● **Task brief**: Copy out every line from the items below that contains the string "false".

● **Raw records**:
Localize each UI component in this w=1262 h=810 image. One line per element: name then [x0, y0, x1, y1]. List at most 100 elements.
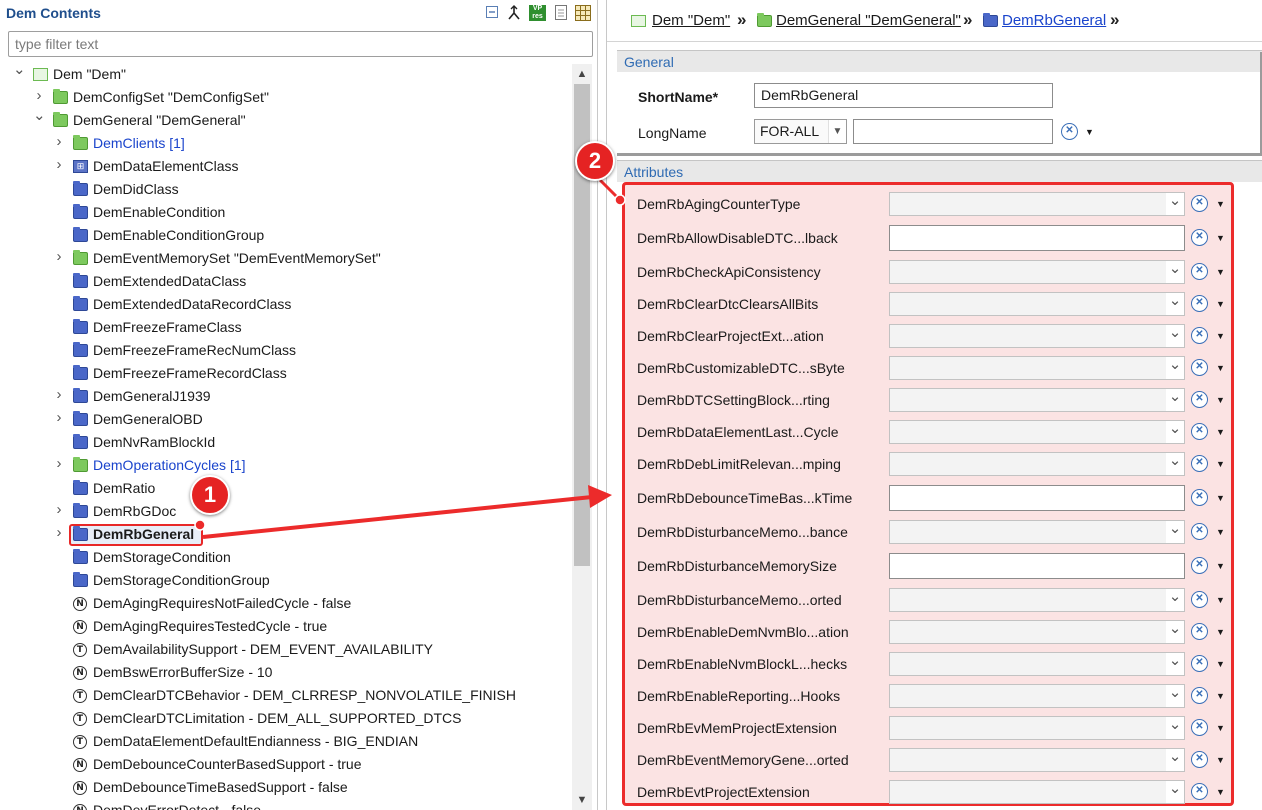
tree-item[interactable]: DemExtendedDataClass	[0, 271, 572, 294]
attribute-select[interactable]: ⌄	[889, 588, 1185, 612]
dropdown-arrow-icon[interactable]: ▼	[1216, 233, 1225, 243]
tree-item[interactable]: › DemConfigSet "DemConfigSet"	[0, 87, 572, 110]
tree-item[interactable]: DemEnableConditionGroup	[0, 225, 572, 248]
tree-item[interactable]: DemStorageConditionGroup	[0, 570, 572, 593]
dropdown-arrow-icon[interactable]: ▼	[1216, 691, 1225, 701]
tree-item[interactable]: T DemAvailabilitySupport - DEM_EVENT_AVAI…	[0, 639, 572, 662]
dropdown-arrow-icon[interactable]: ▼	[1216, 267, 1225, 277]
collapse-chevron-icon[interactable]: ›	[53, 157, 65, 173]
dropdown-arrow-icon[interactable]: ▼	[1216, 723, 1225, 733]
tree-item[interactable]: T DemClearDTCLimitation - DEM_ALL_SUPPORT…	[0, 708, 572, 731]
tree-item[interactable]: › DemEventMemorySet "DemEventMemorySet"	[0, 248, 572, 271]
extra-options-icon[interactable]: ✕	[1191, 783, 1208, 800]
link-with-editor-icon[interactable]	[506, 5, 522, 21]
collapse-chevron-icon[interactable]: ›	[53, 502, 65, 518]
tree-item[interactable]: › DemOperationCycles [1]	[0, 455, 572, 478]
attribute-select[interactable]: ⌄	[889, 356, 1185, 380]
dropdown-arrow-icon[interactable]: ▼	[1085, 127, 1094, 137]
tree-item[interactable]: DemExtendedDataRecordClass	[0, 294, 572, 317]
breadcrumb-item-dem[interactable]: Dem "Dem"	[652, 12, 730, 29]
tree-item[interactable]: DemStorageCondition	[0, 547, 572, 570]
attribute-text-field[interactable]	[889, 485, 1185, 511]
extra-options-icon[interactable]: ✕	[1191, 557, 1208, 574]
tree-item[interactable]: N DemDevErrorDetect - false	[0, 800, 572, 810]
attribute-select[interactable]: ⌄	[889, 780, 1185, 804]
attribute-select[interactable]: ⌄	[889, 684, 1185, 708]
tree-item[interactable]: T DemClearDTCBehavior - DEM_CLRRESP_NONVO…	[0, 685, 572, 708]
tree-item[interactable]: › DemRbGDoc	[0, 501, 572, 524]
dropdown-arrow-icon[interactable]: ▼	[1216, 299, 1225, 309]
attribute-select[interactable]: ⌄	[889, 292, 1185, 316]
collapse-all-icon[interactable]	[484, 5, 500, 21]
tree-item[interactable]: T DemDataElementDefaultEndianness - BIG_E…	[0, 731, 572, 754]
tree-item[interactable]: DemFreezeFrameRecNumClass	[0, 340, 572, 363]
dropdown-arrow-icon[interactable]: ▼	[1216, 363, 1225, 373]
tree-item[interactable]: N DemDebounceTimeBasedSupport - false	[0, 777, 572, 800]
tree-item[interactable]: DemFreezeFrameRecordClass	[0, 363, 572, 386]
document-icon[interactable]	[553, 5, 569, 21]
table-grid-icon[interactable]	[575, 5, 591, 21]
extra-options-icon[interactable]: ✕	[1191, 263, 1208, 280]
tree-item[interactable]: N DemAgingRequiresNotFailedCycle - false	[0, 593, 572, 616]
dropdown-arrow-icon[interactable]: ▼	[1216, 755, 1225, 765]
attribute-select[interactable]: ⌄	[889, 192, 1185, 216]
extra-options-icon[interactable]: ✕	[1191, 591, 1208, 608]
tree-item[interactable]: N DemAgingRequiresTestedCycle - true	[0, 616, 572, 639]
extra-options-icon[interactable]: ✕	[1191, 423, 1208, 440]
extra-options-icon[interactable]: ✕	[1191, 195, 1208, 212]
vp-res-icon[interactable]: VP res	[529, 5, 546, 21]
shortname-field[interactable]: DemRbGeneral	[754, 83, 1053, 108]
extra-options-icon[interactable]: ✕	[1191, 359, 1208, 376]
attribute-select[interactable]: ⌄	[889, 324, 1185, 348]
collapse-chevron-icon[interactable]: ›	[53, 387, 65, 403]
extra-options-icon[interactable]: ✕	[1191, 523, 1208, 540]
tree-item[interactable]: DemEnableCondition	[0, 202, 572, 225]
collapse-chevron-icon[interactable]: ›	[33, 88, 45, 104]
expand-chevron-icon[interactable]: ⌄	[13, 64, 26, 78]
expand-chevron-icon[interactable]: ⌄	[33, 108, 46, 124]
tree-item[interactable]: › DemGeneralJ1939	[0, 386, 572, 409]
longname-field[interactable]	[853, 119, 1053, 144]
tree-item[interactable]: › DemClients [1]	[0, 133, 572, 156]
dropdown-arrow-icon[interactable]: ▼	[1216, 427, 1225, 437]
attributes-section-header[interactable]: Attributes	[617, 160, 1262, 182]
extra-options-icon[interactable]: ✕	[1191, 455, 1208, 472]
dropdown-arrow-icon[interactable]: ▼	[1216, 787, 1225, 797]
attribute-select[interactable]: ⌄	[889, 716, 1185, 740]
extra-options-icon[interactable]: ✕	[1191, 295, 1208, 312]
collapse-chevron-icon[interactable]: ›	[53, 249, 65, 265]
breadcrumb-item-demrbgeneral[interactable]: DemRbGeneral	[1002, 12, 1106, 29]
dropdown-arrow-icon[interactable]: ▼	[1216, 395, 1225, 405]
tree-item[interactable]: ⌄ Dem "Dem"	[0, 64, 572, 87]
tree-item[interactable]: DemDidClass	[0, 179, 572, 202]
scroll-up-icon[interactable]: ▲	[572, 64, 592, 84]
extra-options-icon[interactable]: ✕	[1191, 391, 1208, 408]
tree-item[interactable]: N DemBswErrorBufferSize - 10	[0, 662, 572, 685]
attribute-select[interactable]: ⌄	[889, 420, 1185, 444]
attribute-select[interactable]: ⌄	[889, 652, 1185, 676]
attribute-select[interactable]: ⌄	[889, 748, 1185, 772]
extra-options-icon[interactable]: ✕	[1061, 123, 1078, 140]
dropdown-arrow-icon[interactable]: ▼	[1216, 527, 1225, 537]
dropdown-arrow-icon[interactable]: ▼	[1216, 199, 1225, 209]
extra-options-icon[interactable]: ✕	[1191, 655, 1208, 672]
tree-item[interactable]: › ⊞ DemDataElementClass	[0, 156, 572, 179]
extra-options-icon[interactable]: ✕	[1191, 719, 1208, 736]
filter-input[interactable]	[8, 31, 593, 57]
collapse-chevron-icon[interactable]: ›	[53, 525, 65, 541]
extra-options-icon[interactable]: ✕	[1191, 327, 1208, 344]
collapse-chevron-icon[interactable]: ›	[53, 456, 65, 472]
tree-item[interactable]: DemNvRamBlockId	[0, 432, 572, 455]
tree-item[interactable]: ⌄ DemGeneral "DemGeneral"	[0, 108, 572, 133]
dropdown-arrow-icon[interactable]: ▼	[1216, 595, 1225, 605]
dropdown-arrow-icon[interactable]: ▼	[1216, 331, 1225, 341]
breadcrumb-item-demgeneral[interactable]: DemGeneral "DemGeneral"	[776, 12, 961, 29]
attribute-select[interactable]: ⌄	[889, 260, 1185, 284]
extra-options-icon[interactable]: ✕	[1191, 229, 1208, 246]
extra-options-icon[interactable]: ✕	[1191, 687, 1208, 704]
tree-item[interactable]: N DemDebounceCounterBasedSupport - true	[0, 754, 572, 777]
attribute-select[interactable]: ⌄	[889, 452, 1185, 476]
dropdown-arrow-icon[interactable]: ▼	[1216, 659, 1225, 669]
tree-item[interactable]: DemFreezeFrameClass	[0, 317, 572, 340]
extra-options-icon[interactable]: ✕	[1191, 751, 1208, 768]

● **Response to the exercise**:
tree-item[interactable]: N DemDevErrorDetect - false	[0, 800, 572, 810]
tree-item[interactable]: N DemDebounceTimeBasedSupport - false	[0, 777, 572, 800]
tree-item[interactable]: N DemAgingRequiresNotFailedCycle - false	[0, 593, 572, 616]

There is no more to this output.